(Stored data)
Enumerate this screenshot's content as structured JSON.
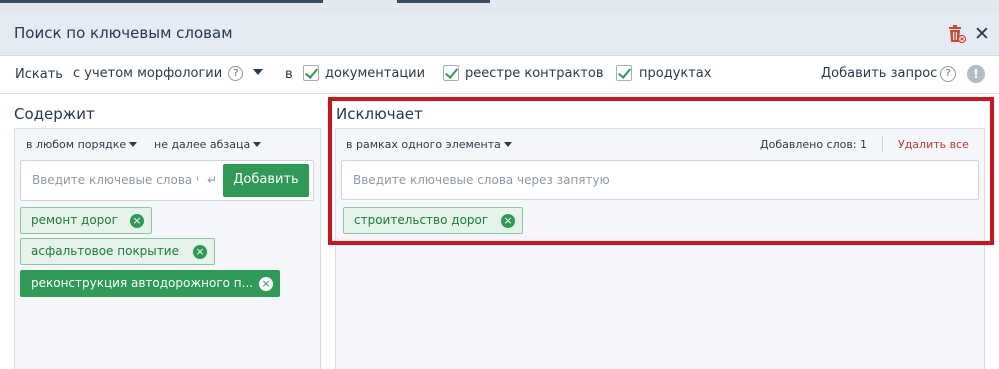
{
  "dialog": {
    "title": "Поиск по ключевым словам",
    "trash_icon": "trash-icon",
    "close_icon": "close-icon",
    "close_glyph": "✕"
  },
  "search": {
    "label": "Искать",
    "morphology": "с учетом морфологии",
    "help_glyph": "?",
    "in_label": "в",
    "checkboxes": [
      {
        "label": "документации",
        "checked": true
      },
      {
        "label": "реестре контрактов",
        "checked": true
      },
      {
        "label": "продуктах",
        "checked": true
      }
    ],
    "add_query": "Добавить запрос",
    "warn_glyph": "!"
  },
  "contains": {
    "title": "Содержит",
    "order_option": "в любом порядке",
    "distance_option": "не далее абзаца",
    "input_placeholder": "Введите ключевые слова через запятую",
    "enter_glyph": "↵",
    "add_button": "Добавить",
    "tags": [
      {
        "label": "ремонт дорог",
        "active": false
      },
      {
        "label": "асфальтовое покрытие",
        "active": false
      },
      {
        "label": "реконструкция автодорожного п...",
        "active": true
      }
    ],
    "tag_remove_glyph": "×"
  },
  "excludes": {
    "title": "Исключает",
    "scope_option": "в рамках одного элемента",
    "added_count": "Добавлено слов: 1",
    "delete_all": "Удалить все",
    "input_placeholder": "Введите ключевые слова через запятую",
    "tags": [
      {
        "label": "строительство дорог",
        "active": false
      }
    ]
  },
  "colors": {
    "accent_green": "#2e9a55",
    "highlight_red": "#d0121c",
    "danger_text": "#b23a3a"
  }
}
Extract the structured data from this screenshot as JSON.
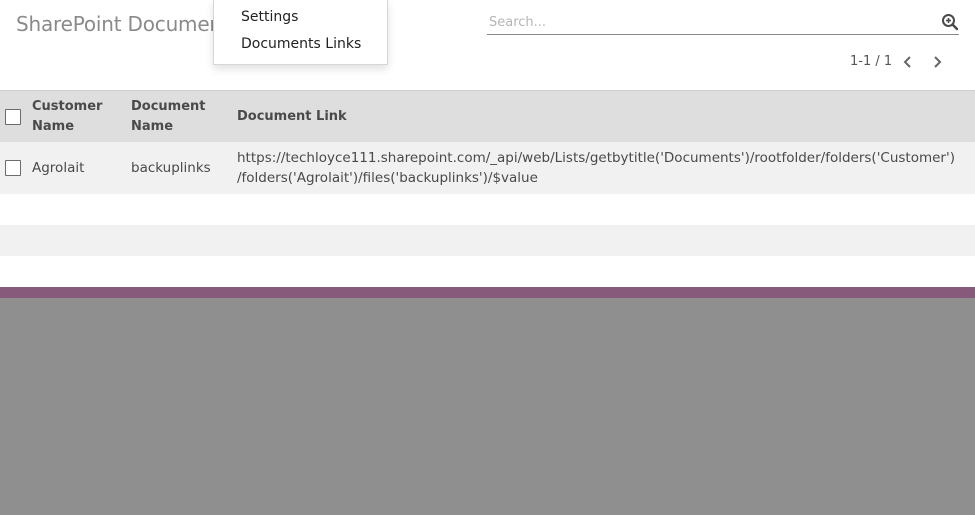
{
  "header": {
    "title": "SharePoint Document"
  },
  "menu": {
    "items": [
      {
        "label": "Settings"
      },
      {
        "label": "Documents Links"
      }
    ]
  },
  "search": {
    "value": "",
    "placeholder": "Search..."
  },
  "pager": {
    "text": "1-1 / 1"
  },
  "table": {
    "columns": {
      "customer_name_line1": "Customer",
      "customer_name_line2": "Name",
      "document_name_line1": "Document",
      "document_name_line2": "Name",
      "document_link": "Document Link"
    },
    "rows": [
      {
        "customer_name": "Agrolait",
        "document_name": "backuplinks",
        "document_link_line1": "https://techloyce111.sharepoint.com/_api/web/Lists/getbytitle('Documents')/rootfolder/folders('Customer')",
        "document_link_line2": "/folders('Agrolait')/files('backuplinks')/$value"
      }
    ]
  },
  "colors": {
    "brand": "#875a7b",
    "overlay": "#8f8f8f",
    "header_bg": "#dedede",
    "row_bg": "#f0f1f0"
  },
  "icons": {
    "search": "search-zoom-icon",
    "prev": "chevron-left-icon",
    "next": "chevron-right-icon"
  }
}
---
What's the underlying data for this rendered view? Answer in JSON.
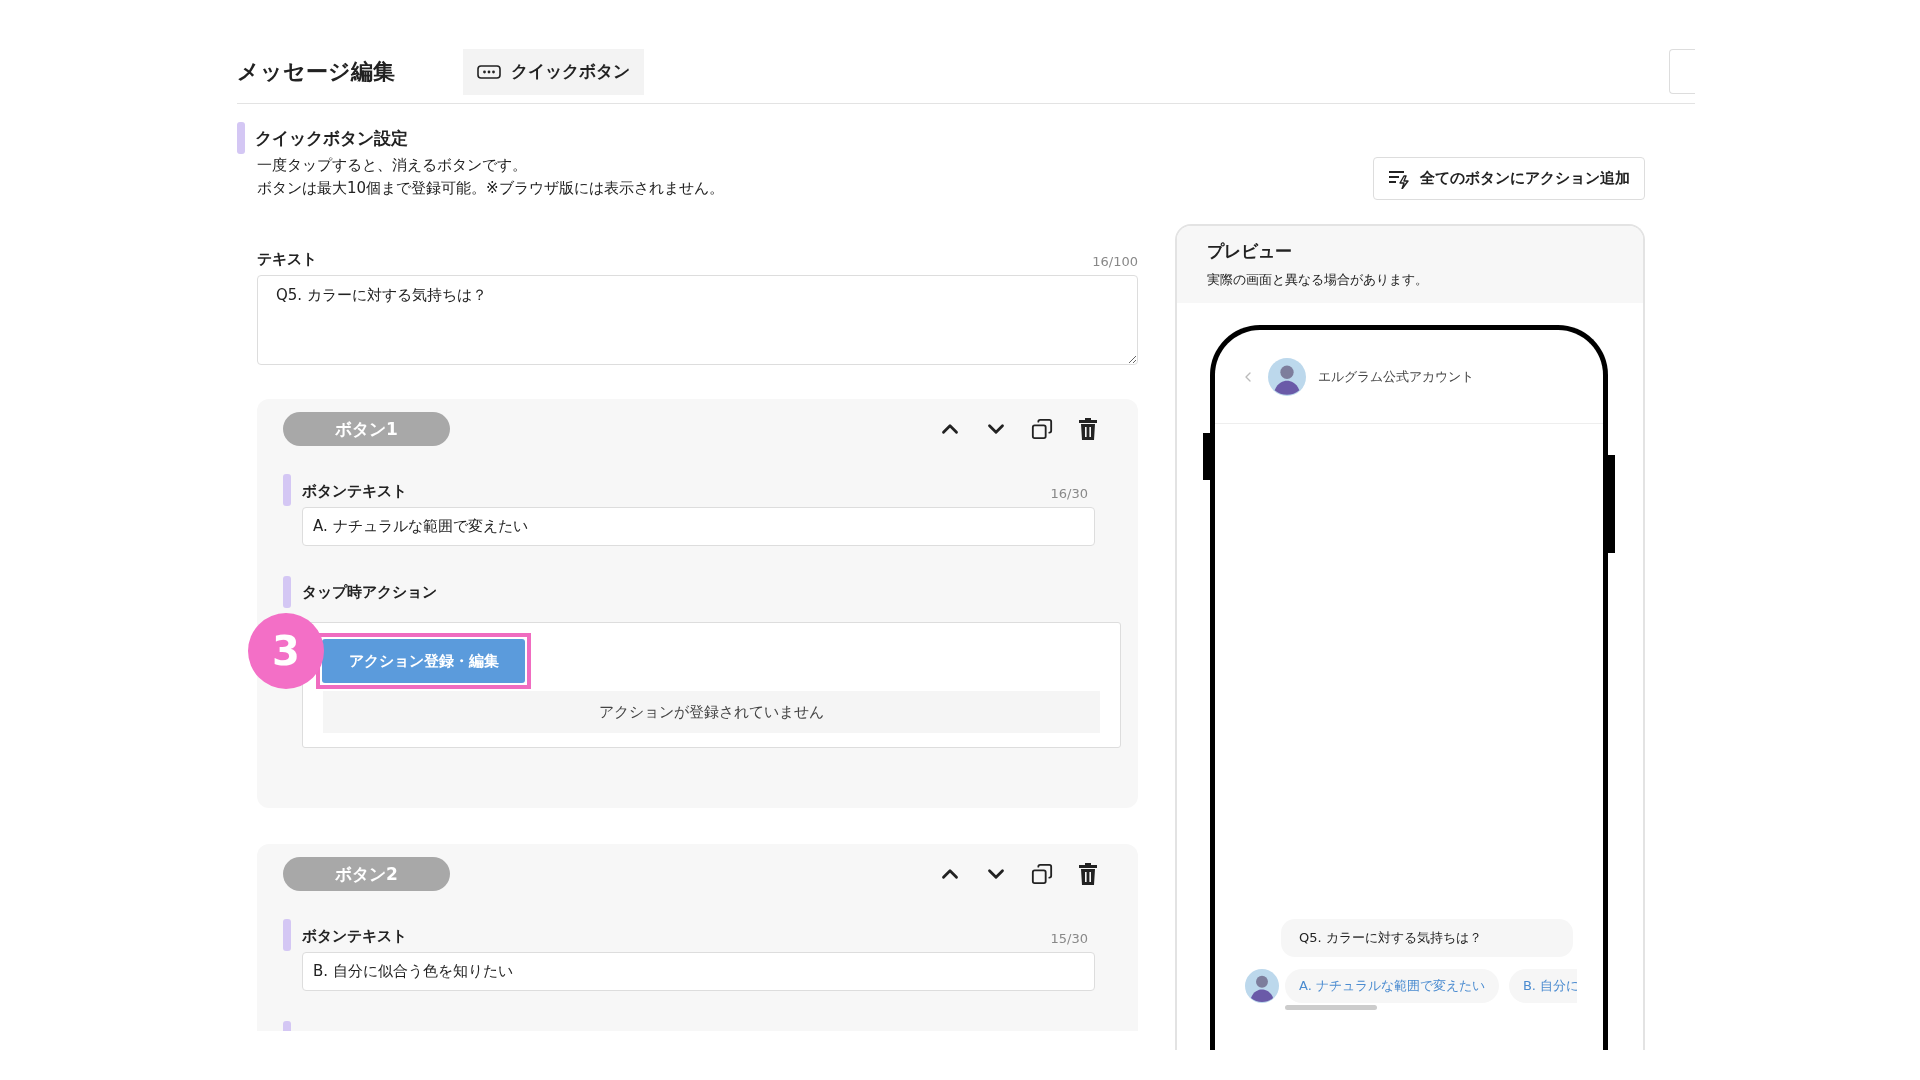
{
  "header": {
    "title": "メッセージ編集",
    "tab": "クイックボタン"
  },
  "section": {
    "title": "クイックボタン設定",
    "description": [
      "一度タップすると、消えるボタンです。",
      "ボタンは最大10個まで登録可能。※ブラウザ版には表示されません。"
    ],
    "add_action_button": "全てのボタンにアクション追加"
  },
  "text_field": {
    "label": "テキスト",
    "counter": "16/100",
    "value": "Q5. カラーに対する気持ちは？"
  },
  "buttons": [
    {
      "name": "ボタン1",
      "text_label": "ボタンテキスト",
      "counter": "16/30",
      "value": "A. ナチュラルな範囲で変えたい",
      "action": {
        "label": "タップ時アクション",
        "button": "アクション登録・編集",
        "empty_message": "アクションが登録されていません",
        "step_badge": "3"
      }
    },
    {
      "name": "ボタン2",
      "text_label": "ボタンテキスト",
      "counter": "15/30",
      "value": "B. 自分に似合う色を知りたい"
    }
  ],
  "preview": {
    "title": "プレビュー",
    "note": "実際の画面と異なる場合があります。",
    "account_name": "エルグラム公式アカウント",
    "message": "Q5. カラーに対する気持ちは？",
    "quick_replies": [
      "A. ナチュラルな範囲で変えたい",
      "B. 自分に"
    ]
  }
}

*Set problem:*
List every line above that contains the word "chevron".

*Full response:*
    "prev": "chevron-left-icon",
    "next": "chevron-right-icon"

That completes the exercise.